Copy out everything in the data from the line containing "table-cell: 906 — [686, 151, 751, 197]" down to the line containing "table-cell: 0 — [501, 432, 564, 477]", with both of those lines included, and leave every line unchanged.

·····

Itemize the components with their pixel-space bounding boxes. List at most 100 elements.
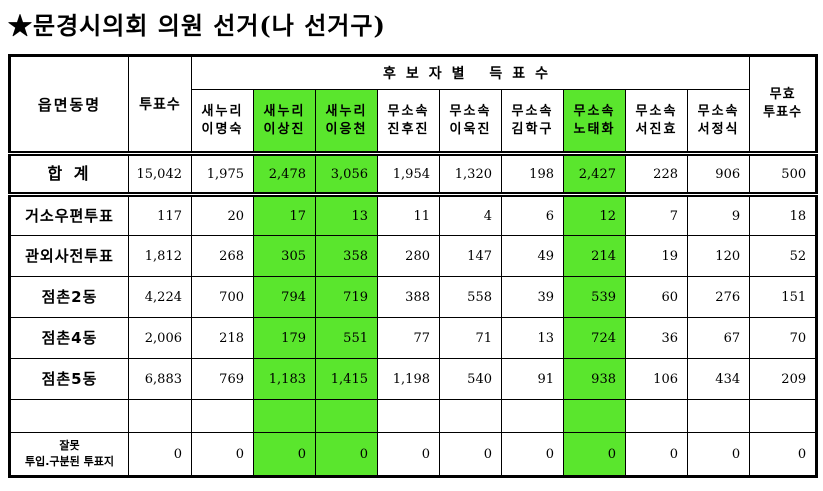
table-cell: 906 — [686, 151, 751, 197]
row-label: 잘못 투입.구분된 투표지 — [9, 432, 129, 477]
table-cell: 0 — [563, 432, 626, 477]
table-cell — [563, 399, 626, 433]
table-cell: 1,415 — [315, 358, 378, 400]
col-header-candidate-7: 무소속 노태화 — [563, 89, 626, 155]
table-cell: 91 — [501, 358, 564, 400]
table-cell: 276 — [686, 276, 751, 318]
table-cell: 7 — [625, 194, 688, 236]
table-cell: 18 — [749, 194, 818, 236]
table-row-7 — [9, 399, 818, 433]
table-cell: 500 — [749, 151, 818, 197]
table-cell: 358 — [315, 235, 378, 277]
row-label: 거소우편투표 — [9, 194, 129, 236]
table-cell: 0 — [315, 432, 378, 477]
table-cell: 1,320 — [439, 151, 502, 197]
table-cell: 147 — [439, 235, 502, 277]
table-cell: 0 — [501, 432, 564, 477]
table-cell: 0 — [253, 432, 316, 477]
table-cell: 388 — [377, 276, 440, 318]
table-row-4: 점촌2동 4,224 700 794 719 388 558 39 539 60 276 151 — [9, 276, 818, 318]
table-cell: 6,883 — [128, 358, 192, 400]
table-cell: 6 — [501, 194, 564, 236]
row-label: 점촌2동 — [9, 276, 129, 318]
table-cell: 71 — [439, 317, 502, 359]
col-header-candidate-5: 무소속 이욱진 — [439, 89, 502, 155]
table-cell: 228 — [625, 151, 688, 197]
table-cell: 106 — [625, 358, 688, 400]
table-cell — [315, 399, 378, 433]
table-cell: 769 — [191, 358, 254, 400]
table-row-3: 관외사전투표 1,812 268 305 358 280 147 49 214 19 120 52 — [9, 235, 818, 277]
table-cell: 558 — [439, 276, 502, 318]
table-cell: 9 — [686, 194, 751, 236]
col-header-candidate-3: 새누리 이응천 — [315, 89, 378, 155]
table-cell: 4 — [439, 194, 502, 236]
table-cell: 209 — [749, 358, 818, 400]
table-cell: 120 — [686, 235, 751, 277]
row-label: 관외사전투표 — [9, 235, 129, 277]
table-cell: 39 — [501, 276, 564, 318]
table-cell — [439, 399, 502, 433]
table-cell: 0 — [686, 432, 751, 477]
table-cell: 13 — [501, 317, 564, 359]
table-cell — [377, 399, 440, 433]
table-cell: 218 — [191, 317, 254, 359]
table-cell — [128, 399, 192, 433]
table-cell: 0 — [191, 432, 254, 477]
table-cell: 13 — [315, 194, 378, 236]
table-cell: 1,954 — [377, 151, 440, 197]
table-cell: 794 — [253, 276, 316, 318]
table-cell: 0 — [625, 432, 688, 477]
table-cell — [253, 399, 316, 433]
table-cell: 15,042 — [128, 151, 192, 197]
col-header-candidate-1: 새누리 이명숙 — [191, 89, 254, 155]
table-cell — [501, 399, 564, 433]
table-cell: 117 — [128, 194, 192, 236]
table-cell: 540 — [439, 358, 502, 400]
table-cell: 0 — [128, 432, 192, 477]
table-cell: 305 — [253, 235, 316, 277]
table-cell: 2,427 — [563, 151, 626, 197]
row-label: 점촌5동 — [9, 358, 129, 400]
election-results-table: 읍면동명 투표수 후보자별 득표수 무효 투표수 새누리 이명숙 새누리 이상진 새… — [8, 54, 819, 478]
col-header-candidate-8: 무소속 서진효 — [625, 89, 688, 155]
table-cell — [686, 399, 751, 433]
table-cell: 719 — [315, 276, 378, 318]
table-row-1: 합 계 15,042 1,975 2,478 3,056 1,954 1,320 198 2,4… — [9, 151, 818, 197]
col-header-candidate-4: 무소속 진후진 — [377, 89, 440, 155]
table-cell: 724 — [563, 317, 626, 359]
table-cell: 60 — [625, 276, 688, 318]
table-cell: 11 — [377, 194, 440, 236]
table-row-8: 잘못 투입.구분된 투표지 0 0 0 0 0 0 0 0 0 0 0 — [9, 432, 818, 477]
table-cell: 77 — [377, 317, 440, 359]
table-row-5: 점촌4동 2,006 218 179 551 77 71 13 724 36 67 70 — [9, 317, 818, 359]
row-label: 점촌4동 — [9, 317, 129, 359]
table-row-2: 거소우편투표 117 20 17 13 11 4 6 12 7 9 18 — [9, 194, 818, 236]
table-cell: 2,478 — [253, 151, 316, 197]
table-cell — [749, 399, 818, 433]
table-cell: 49 — [501, 235, 564, 277]
table-cell: 268 — [191, 235, 254, 277]
col-header-candidate-6: 무소속 김학구 — [501, 89, 564, 155]
table-cell: 539 — [563, 276, 626, 318]
table-cell: 4,224 — [128, 276, 192, 318]
table-cell: 67 — [686, 317, 751, 359]
table-cell: 700 — [191, 276, 254, 318]
table-row-6: 점촌5동 6,883 769 1,183 1,415 1,198 540 91 938 106 43… — [9, 358, 818, 400]
table-cell: 179 — [253, 317, 316, 359]
col-header-region: 읍면동명 — [9, 55, 129, 154]
table-cell: 151 — [749, 276, 818, 318]
table-cell: 20 — [191, 194, 254, 236]
col-header-candidates-group: 후보자별 득표수 — [190, 55, 751, 90]
page-title: ★문경시의회 의원 선거(나 선거구) — [8, 11, 386, 40]
table-cell: 1,198 — [377, 358, 440, 400]
table-cell: 17 — [253, 194, 316, 236]
table-cell: 2,006 — [128, 317, 192, 359]
table-cell: 3,056 — [315, 151, 378, 197]
table-cell: 52 — [749, 235, 818, 277]
table-cell: 551 — [315, 317, 378, 359]
row-label: 합 계 — [9, 151, 129, 197]
table-cell: 1,183 — [253, 358, 316, 400]
col-header-candidate-2: 새누리 이상진 — [253, 89, 316, 155]
table-cell: 0 — [377, 432, 440, 477]
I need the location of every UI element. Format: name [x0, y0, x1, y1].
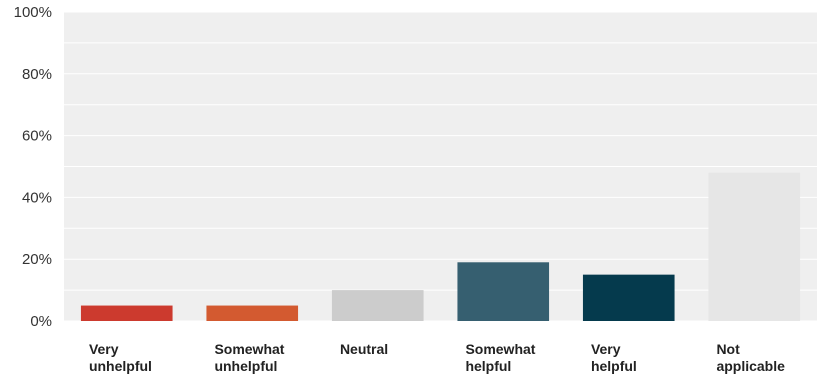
x-tick-label: Somewhat helpful — [465, 341, 535, 374]
y-tick-label: 60% — [22, 128, 52, 145]
y-tick-label: 0% — [30, 313, 52, 330]
bar — [80, 305, 173, 321]
x-tick-label: Very helpful — [591, 341, 637, 374]
bar — [582, 274, 675, 321]
bar — [331, 290, 424, 321]
x-tick-label: Not applicable — [716, 341, 785, 374]
x-tick-label: Very unhelpful — [89, 341, 152, 374]
x-tick-label: Somewhat unhelpful — [214, 341, 284, 374]
bar — [206, 305, 299, 321]
x-axis-ticks: Very unhelpful Somewhat unhelpful Neutral Som… — [89, 341, 785, 374]
y-tick-label: 80% — [22, 66, 52, 83]
y-tick-label: 100% — [14, 4, 52, 21]
bars — [80, 172, 801, 321]
bar — [708, 172, 801, 321]
gridlines — [64, 11, 817, 322]
y-tick-label: 20% — [22, 251, 52, 268]
y-tick-label: 40% — [22, 189, 52, 206]
bar — [457, 262, 550, 321]
x-tick-label: Neutral — [340, 341, 388, 357]
y-axis-ticks: 0% 20% 40% 60% 80% 100% — [14, 4, 52, 330]
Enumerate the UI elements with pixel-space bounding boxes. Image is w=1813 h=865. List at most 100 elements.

·····

Response to this exercise:
table-cell: 906 — [686, 151, 751, 197]
row-label: 잘못 투입.구분된 투표지 — [9, 432, 129, 477]
table-cell: 0 — [563, 432, 626, 477]
table-cell — [563, 399, 626, 433]
table-cell: 1,415 — [315, 358, 378, 400]
col-header-candidate-7: 무소속 노태화 — [563, 89, 626, 155]
table-cell: 91 — [501, 358, 564, 400]
table-cell: 276 — [686, 276, 751, 318]
table-cell: 7 — [625, 194, 688, 236]
table-cell: 18 — [749, 194, 818, 236]
table-row-7 — [9, 399, 818, 433]
table-cell: 500 — [749, 151, 818, 197]
table-cell: 358 — [315, 235, 378, 277]
row-label: 거소우편투표 — [9, 194, 129, 236]
table-cell: 0 — [315, 432, 378, 477]
table-cell: 1,320 — [439, 151, 502, 197]
table-cell: 147 — [439, 235, 502, 277]
table-cell: 0 — [501, 432, 564, 477]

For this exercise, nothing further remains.